- **AIM**:
Skip the pictures. Repeat everything else in the records word for word.

- **THE INPUT**:

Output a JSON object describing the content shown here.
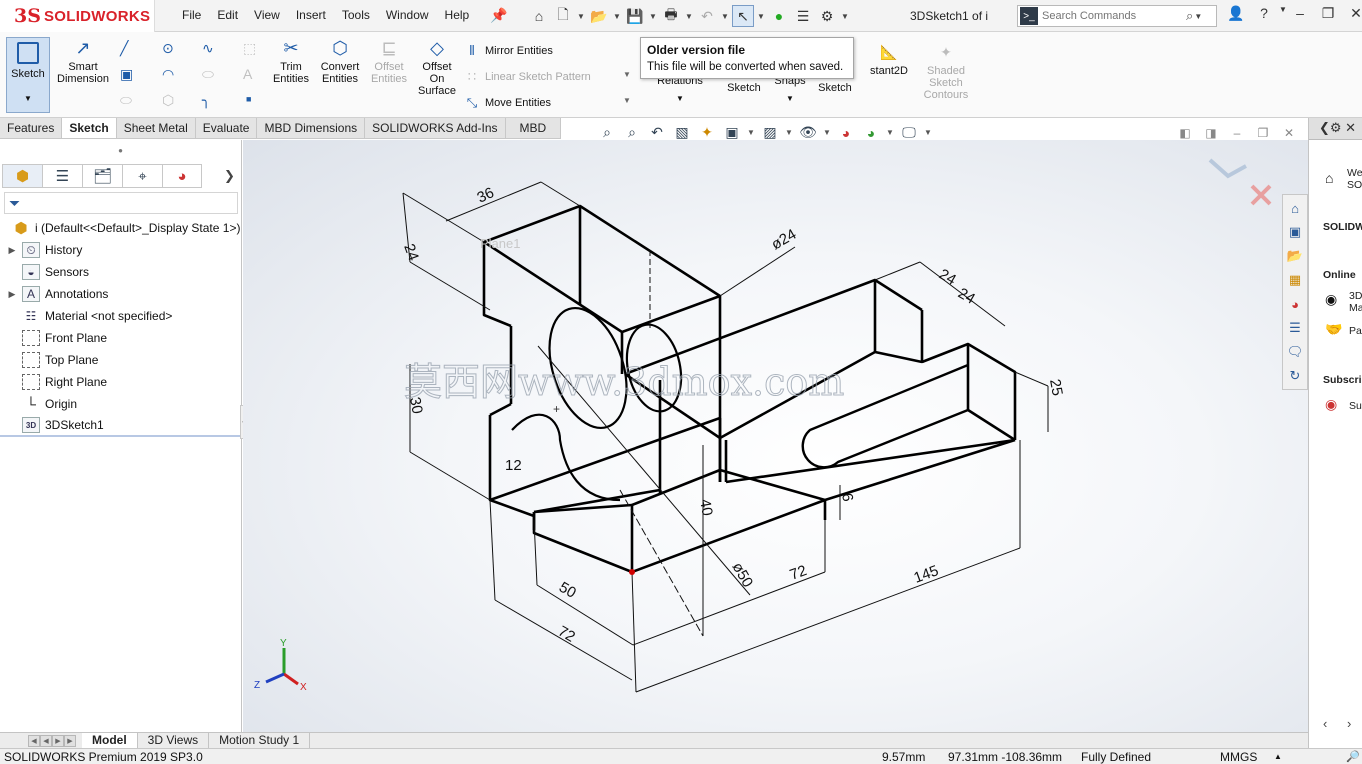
{
  "app": {
    "logo_ds": "3S",
    "logo_name": "SOLIDWORKS",
    "doc_title": "3DSketch1 of i"
  },
  "menu": [
    "File",
    "Edit",
    "View",
    "Insert",
    "Tools",
    "Window",
    "Help"
  ],
  "search": {
    "placeholder": "Search Commands"
  },
  "ribbon": {
    "sketch": "Sketch",
    "smart_dimension": "Smart Dimension",
    "trim_entities": "Trim Entities",
    "convert_entities": "Convert Entities",
    "offset_entities": "Offset Entities",
    "offset_on_surface": "Offset On Surface",
    "mirror_entities": "Mirror Entities",
    "linear_sketch_pattern": "Linear Sketch Pattern",
    "move_entities": "Move Entities",
    "relations": "Relations",
    "sketch_short": "Sketch",
    "snaps": "Snaps",
    "sketch2": "Sketch",
    "instant2d": "stant2D",
    "shaded_sketch_contours": "Shaded Sketch Contours"
  },
  "tooltip": {
    "title": "Older version file",
    "body": "This file will be converted when saved."
  },
  "cm_tabs": [
    "Features",
    "Sketch",
    "Sheet Metal",
    "Evaluate",
    "MBD Dimensions",
    "SOLIDWORKS Add-Ins",
    "MBD"
  ],
  "cm_active": "Sketch",
  "tree": {
    "root": "i  (Default<<Default>_Display State 1>)",
    "items": [
      {
        "label": "History",
        "icon": "history-icon",
        "expandable": true
      },
      {
        "label": "Sensors",
        "icon": "sensors-icon",
        "expandable": false
      },
      {
        "label": "Annotations",
        "icon": "annotations-icon",
        "expandable": true
      },
      {
        "label": "Material <not specified>",
        "icon": "material-icon",
        "expandable": false
      },
      {
        "label": "Front Plane",
        "icon": "plane-icon",
        "expandable": false
      },
      {
        "label": "Top Plane",
        "icon": "plane-icon",
        "expandable": false
      },
      {
        "label": "Right Plane",
        "icon": "plane-icon",
        "expandable": false
      },
      {
        "label": "Origin",
        "icon": "origin-icon",
        "expandable": false
      },
      {
        "label": "3DSketch1",
        "icon": "3d-sketch-icon",
        "expandable": false
      }
    ]
  },
  "drawing": {
    "dims": [
      "36",
      "24",
      "ø24",
      "24",
      "24",
      "25",
      "30",
      "12",
      "6",
      "40",
      "ø50",
      "72",
      "145",
      "50",
      "72"
    ],
    "plane_label": "Plane1",
    "watermark": "莫西网www.3dmox.com",
    "triad": [
      "Y",
      "Z",
      "X"
    ]
  },
  "taskpane": {
    "items": [
      "We",
      "SO",
      "SOLIDW",
      "Online",
      "3D",
      "Ma",
      "Pa",
      "Subscri",
      "Su"
    ]
  },
  "bottom_tabs": [
    "Model",
    "3D Views",
    "Motion Study 1"
  ],
  "bottom_active": "Model",
  "status": {
    "product": "SOLIDWORKS Premium 2019 SP3.0",
    "length": "9.57mm",
    "coords": "97.31mm -108.36mm",
    "state": "Fully Defined",
    "units": "MMGS"
  },
  "colors": {
    "brand": "#d9222a",
    "accent": "#1f5ca8",
    "origin_point": "#d00000"
  }
}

- **RESULT OF THIS TASK**:
Output a JSON object describing the content shown here.
{
  "app": {
    "logo_ds": "3S",
    "logo_name": "SOLIDWORKS",
    "doc_title": "3DSketch1 of i"
  },
  "menu": [
    "File",
    "Edit",
    "View",
    "Insert",
    "Tools",
    "Window",
    "Help"
  ],
  "search": {
    "placeholder": "Search Commands"
  },
  "ribbon": {
    "sketch": "Sketch",
    "smart_dimension": "Smart Dimension",
    "trim_entities": "Trim Entities",
    "convert_entities": "Convert Entities",
    "offset_entities": "Offset Entities",
    "offset_on_surface": "Offset On Surface",
    "mirror_entities": "Mirror Entities",
    "linear_sketch_pattern": "Linear Sketch Pattern",
    "move_entities": "Move Entities",
    "relations": "Relations",
    "sketch_short": "Sketch",
    "snaps": "Snaps",
    "sketch2": "Sketch",
    "instant2d": "stant2D",
    "shaded_sketch_contours": "Shaded Sketch Contours"
  },
  "tooltip": {
    "title": "Older version file",
    "body": "This file will be converted when saved."
  },
  "cm_tabs": [
    "Features",
    "Sketch",
    "Sheet Metal",
    "Evaluate",
    "MBD Dimensions",
    "SOLIDWORKS Add-Ins",
    "MBD"
  ],
  "cm_active": "Sketch",
  "tree": {
    "root": "i  (Default<<Default>_Display State 1>)",
    "items": [
      {
        "label": "History",
        "icon": "history-icon",
        "expandable": true
      },
      {
        "label": "Sensors",
        "icon": "sensors-icon",
        "expandable": false
      },
      {
        "label": "Annotations",
        "icon": "annotations-icon",
        "expandable": true
      },
      {
        "label": "Material <not specified>",
        "icon": "material-icon",
        "expandable": false
      },
      {
        "label": "Front Plane",
        "icon": "plane-icon",
        "expandable": false
      },
      {
        "label": "Top Plane",
        "icon": "plane-icon",
        "expandable": false
      },
      {
        "label": "Right Plane",
        "icon": "plane-icon",
        "expandable": false
      },
      {
        "label": "Origin",
        "icon": "origin-icon",
        "expandable": false
      },
      {
        "label": "3DSketch1",
        "icon": "3d-sketch-icon",
        "expandable": false
      }
    ]
  },
  "drawing": {
    "dims": [
      "36",
      "24",
      "ø24",
      "24",
      "24",
      "25",
      "30",
      "12",
      "6",
      "40",
      "ø50",
      "72",
      "145",
      "50",
      "72"
    ],
    "plane_label": "Plane1",
    "watermark": "莫西网www.3dmox.com",
    "triad": [
      "Y",
      "Z",
      "X"
    ]
  },
  "taskpane": {
    "items": [
      "We",
      "SO",
      "SOLIDW",
      "Online",
      "3D",
      "Ma",
      "Pa",
      "Subscri",
      "Su"
    ]
  },
  "bottom_tabs": [
    "Model",
    "3D Views",
    "Motion Study 1"
  ],
  "bottom_active": "Model",
  "status": {
    "product": "SOLIDWORKS Premium 2019 SP3.0",
    "length": "9.57mm",
    "coords": "97.31mm -108.36mm",
    "state": "Fully Defined",
    "units": "MMGS"
  },
  "colors": {
    "brand": "#d9222a",
    "accent": "#1f5ca8",
    "origin_point": "#d00000"
  }
}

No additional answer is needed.